Studio album by Aya Kamiki
- Released: January 27, 2010
- Length: 1:20:01
- Label: Avex Trax

Aya Kamiki chronology
| Are you happy now? (2010) | Individual Emotion (2010) | Gloriosa (2010) |

Limited edition 2-CD cover

Singles from Individual Emotion
- "W-B-X ~W-Boiled Extreme~" Released: November 11, 2009;

= Individual Emotion =

Individual Emotion is a Japanese music album by Aya Kamiki. Aya Kamiki's fourth album and her first under her new label Avex Trax, released simultaneously alongside her first greatest hits album Aya Kamiki Greatest Best. The only single from the album is "W-B-X ~W-Boiled Extreme~", the opening theme song for Kamen Rider W. The first disc, included in the standard and limited edition releases, is a regular studio album. The second disc, only included with the limited edition releases, is a compilation of several non-album B-sides and album only tracks selected by Kamiki's fans.

▶ [Data excerpt]:
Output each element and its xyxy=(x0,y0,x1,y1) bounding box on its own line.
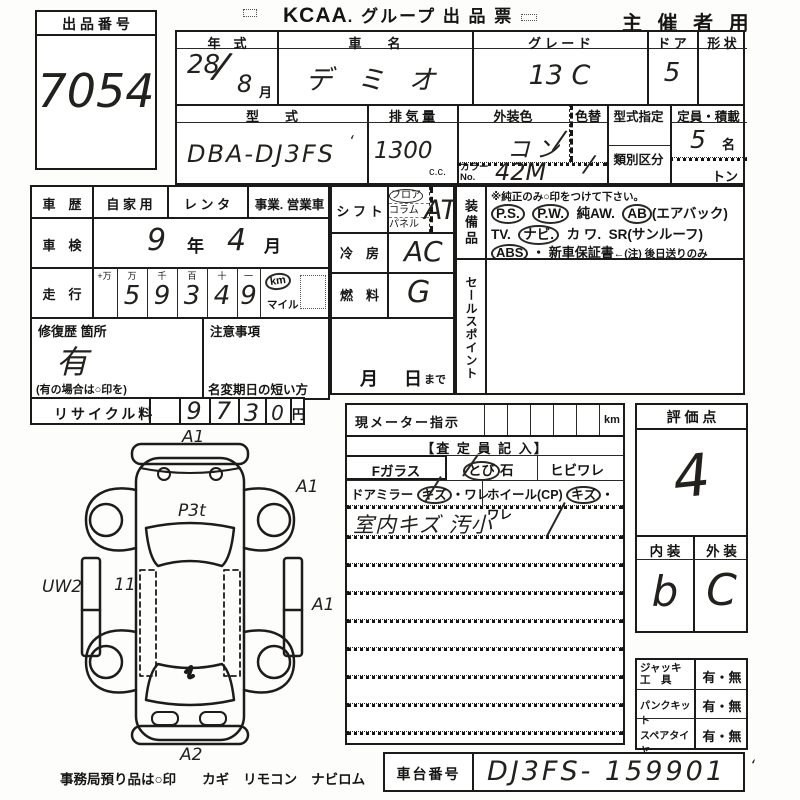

▶ [Exercise prompt]: Please use the Individual Emotion article above to explain how the tracks on the limited edition's second disc were chosen, in one to three sentences.

▶ [Problem solution]: Kamiki's fans selected the tracks on the second disc. That disc comes only with the limited edition releases and compiles several non-album B-sides and album-only tracks.